Dataset extract —
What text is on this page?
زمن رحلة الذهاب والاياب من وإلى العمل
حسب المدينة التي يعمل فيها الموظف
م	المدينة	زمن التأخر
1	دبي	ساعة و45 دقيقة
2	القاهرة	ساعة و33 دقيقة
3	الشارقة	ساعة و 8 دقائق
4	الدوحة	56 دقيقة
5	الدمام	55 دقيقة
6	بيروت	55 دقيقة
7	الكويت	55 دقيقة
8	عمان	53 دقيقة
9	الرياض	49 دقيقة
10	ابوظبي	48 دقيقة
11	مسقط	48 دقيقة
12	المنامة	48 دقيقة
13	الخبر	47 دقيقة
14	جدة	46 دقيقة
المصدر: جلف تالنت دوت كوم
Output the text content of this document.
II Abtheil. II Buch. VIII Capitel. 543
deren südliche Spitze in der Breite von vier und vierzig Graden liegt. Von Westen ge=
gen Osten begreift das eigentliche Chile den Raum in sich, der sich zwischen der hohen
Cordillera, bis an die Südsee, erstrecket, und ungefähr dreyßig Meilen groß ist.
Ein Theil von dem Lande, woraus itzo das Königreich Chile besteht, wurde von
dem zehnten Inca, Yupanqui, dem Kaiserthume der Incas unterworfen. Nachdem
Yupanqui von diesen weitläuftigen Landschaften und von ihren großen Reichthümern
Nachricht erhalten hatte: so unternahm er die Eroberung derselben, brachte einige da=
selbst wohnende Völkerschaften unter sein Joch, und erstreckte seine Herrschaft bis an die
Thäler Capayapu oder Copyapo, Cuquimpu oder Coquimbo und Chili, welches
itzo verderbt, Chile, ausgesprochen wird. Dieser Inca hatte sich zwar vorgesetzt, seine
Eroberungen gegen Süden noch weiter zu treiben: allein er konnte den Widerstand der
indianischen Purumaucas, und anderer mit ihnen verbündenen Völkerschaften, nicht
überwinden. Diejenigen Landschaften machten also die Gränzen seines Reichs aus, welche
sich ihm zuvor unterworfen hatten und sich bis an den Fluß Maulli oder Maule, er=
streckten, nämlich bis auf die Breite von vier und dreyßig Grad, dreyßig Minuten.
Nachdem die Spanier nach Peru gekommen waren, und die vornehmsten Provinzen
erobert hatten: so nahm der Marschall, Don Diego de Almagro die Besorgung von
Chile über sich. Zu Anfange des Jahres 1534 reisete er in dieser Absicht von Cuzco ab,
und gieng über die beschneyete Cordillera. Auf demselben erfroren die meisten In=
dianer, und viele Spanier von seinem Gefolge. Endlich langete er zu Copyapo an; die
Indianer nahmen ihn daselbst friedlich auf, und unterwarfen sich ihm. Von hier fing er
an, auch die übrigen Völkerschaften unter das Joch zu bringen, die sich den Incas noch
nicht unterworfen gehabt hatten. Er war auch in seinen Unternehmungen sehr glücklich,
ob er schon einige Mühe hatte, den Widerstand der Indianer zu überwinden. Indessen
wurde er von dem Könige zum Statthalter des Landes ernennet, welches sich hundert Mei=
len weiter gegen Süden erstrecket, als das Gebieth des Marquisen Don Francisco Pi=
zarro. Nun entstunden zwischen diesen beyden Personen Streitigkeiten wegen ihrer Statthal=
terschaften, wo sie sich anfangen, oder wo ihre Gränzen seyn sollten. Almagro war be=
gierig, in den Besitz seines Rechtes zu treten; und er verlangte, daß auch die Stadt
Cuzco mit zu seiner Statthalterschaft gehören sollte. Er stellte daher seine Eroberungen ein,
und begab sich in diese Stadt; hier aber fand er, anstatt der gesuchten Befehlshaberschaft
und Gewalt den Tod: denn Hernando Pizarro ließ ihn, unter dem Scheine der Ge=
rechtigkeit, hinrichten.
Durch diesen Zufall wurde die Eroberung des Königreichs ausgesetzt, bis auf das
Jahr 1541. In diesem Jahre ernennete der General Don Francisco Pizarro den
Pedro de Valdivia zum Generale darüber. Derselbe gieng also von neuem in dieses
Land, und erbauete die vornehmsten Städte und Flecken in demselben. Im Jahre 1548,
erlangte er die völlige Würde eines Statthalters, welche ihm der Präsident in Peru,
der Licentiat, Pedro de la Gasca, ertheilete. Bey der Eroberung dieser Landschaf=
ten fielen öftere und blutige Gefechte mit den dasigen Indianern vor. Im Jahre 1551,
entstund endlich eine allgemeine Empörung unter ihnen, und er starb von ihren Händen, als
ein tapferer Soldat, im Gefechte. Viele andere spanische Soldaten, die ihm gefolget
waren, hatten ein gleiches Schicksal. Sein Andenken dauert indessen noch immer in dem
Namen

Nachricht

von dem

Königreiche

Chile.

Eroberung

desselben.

What to produce — Extract, word for word, each line of the listing above.

Written solution —
What text is on this page?
زمن رحلة الذهاب والاياب من وإلى العمل
حسب المدينة التي يعمل فيها الموظف
م	المدينة	زمن التأخر
1	دبي	ساعة و45 دقيقة
2	القاهرة	ساعة و33 دقيقة
3	الشارقة	ساعة و 8 دقائق
4	الدوحة	56 دقيقة
5	الدمام	55 دقيقة
6	بيروت	55 دقيقة
7	الكويت	55 دقيقة
8	عمان	53 دقيقة
9	الرياض	49 دقيقة
10	ابوظبي	48 دقيقة
11	مسقط	48 دقيقة
12	المنامة	48 دقيقة
13	الخبر	47 دقيقة
14	جدة	46 دقيقة
المصدر: جلف تالنت دوت كوم
Output the text content of this document.
II Abtheil. II Buch. VIII Capitel. 543
deren südliche Spitze in der Breite von vier und vierzig Graden liegt. Von Westen ge=
gen Osten begreift das eigentliche Chile den Raum in sich, der sich zwischen der hohen
Cordillera, bis an die Südsee, erstrecket, und ungefähr dreyßig Meilen groß ist.
Ein Theil von dem Lande, woraus itzo das Königreich Chile besteht, wurde von
dem zehnten Inca, Yupanqui, dem Kaiserthume der Incas unterworfen. Nachdem
Yupanqui von diesen weitläuftigen Landschaften und von ihren großen Reichthümern
Nachricht erhalten hatte: so unternahm er die Eroberung derselben, brachte einige da=
selbst wohnende Völkerschaften unter sein Joch, und erstreckte seine Herrschaft bis an die
Thäler Capayapu oder Copyapo, Cuquimpu oder Coquimbo und Chili, welches
itzo verderbt, Chile, ausgesprochen wird. Dieser Inca hatte sich zwar vorgesetzt, seine
Eroberungen gegen Süden noch weiter zu treiben: allein er konnte den Widerstand der
indianischen Purumaucas, und anderer mit ihnen verbündenen Völkerschaften, nicht
überwinden. Diejenigen Landschaften machten also die Gränzen seines Reichs aus, welche
sich ihm zuvor unterworfen hatten und sich bis an den Fluß Maulli oder Maule, er=
streckten, nämlich bis auf die Breite von vier und dreyßig Grad, dreyßig Minuten.
Nachdem die Spanier nach Peru gekommen waren, und die vornehmsten Provinzen
erobert hatten: so nahm der Marschall, Don Diego de Almagro die Besorgung von
Chile über sich. Zu Anfange des Jahres 1534 reisete er in dieser Absicht von Cuzco ab,
und gieng über die beschneyete Cordillera. Auf demselben erfroren die meisten In=
dianer, und viele Spanier von seinem Gefolge. Endlich langete er zu Copyapo an; die
Indianer nahmen ihn daselbst friedlich auf, und unterwarfen sich ihm. Von hier fing er
an, auch die übrigen Völkerschaften unter das Joch zu bringen, die sich den Incas noch
nicht unterworfen gehabt hatten. Er war auch in seinen Unternehmungen sehr glücklich,
ob er schon einige Mühe hatte, den Widerstand der Indianer zu überwinden. Indessen
wurde er von dem Könige zum Statthalter des Landes ernennet, welches sich hundert Mei=
len weiter gegen Süden erstrecket, als das Gebieth des Marquisen Don Francisco Pi=
zarro. Nun entstunden zwischen diesen beyden Personen Streitigkeiten wegen ihrer Statthal=
terschaften, wo sie sich anfangen, oder wo ihre Gränzen seyn sollten. Almagro war be=
gierig, in den Besitz seines Rechtes zu treten; und er verlangte, daß auch die Stadt
Cuzco mit zu seiner Statthalterschaft gehören sollte. Er stellte daher seine Eroberungen ein,
und begab sich in diese Stadt; hier aber fand er, anstatt der gesuchten Befehlshaberschaft
und Gewalt den Tod: denn Hernando Pizarro ließ ihn, unter dem Scheine der Ge=
rechtigkeit, hinrichten.
Durch diesen Zufall wurde die Eroberung des Königreichs ausgesetzt, bis auf das
Jahr 1541. In diesem Jahre ernennete der General Don Francisco Pizarro den
Pedro de Valdivia zum Generale darüber. Derselbe gieng also von neuem in dieses
Land, und erbauete die vornehmsten Städte und Flecken in demselben. Im Jahre 1548,
erlangte er die völlige Würde eines Statthalters, welche ihm der Präsident in Peru,
der Licentiat, Pedro de la Gasca, ertheilete. Bey der Eroberung dieser Landschaf=
ten fielen öftere und blutige Gefechte mit den dasigen Indianern vor. Im Jahre 1551,
entstund endlich eine allgemeine Empörung unter ihnen, und er starb von ihren Händen, als
ein tapferer Soldat, im Gefechte. Viele andere spanische Soldaten, die ihm gefolget
waren, hatten ein gleiches Schicksal. Sein Andenken dauert indessen noch immer in dem
Namen

Nachricht

von dem

Königreiche

Chile.

Eroberung

desselben.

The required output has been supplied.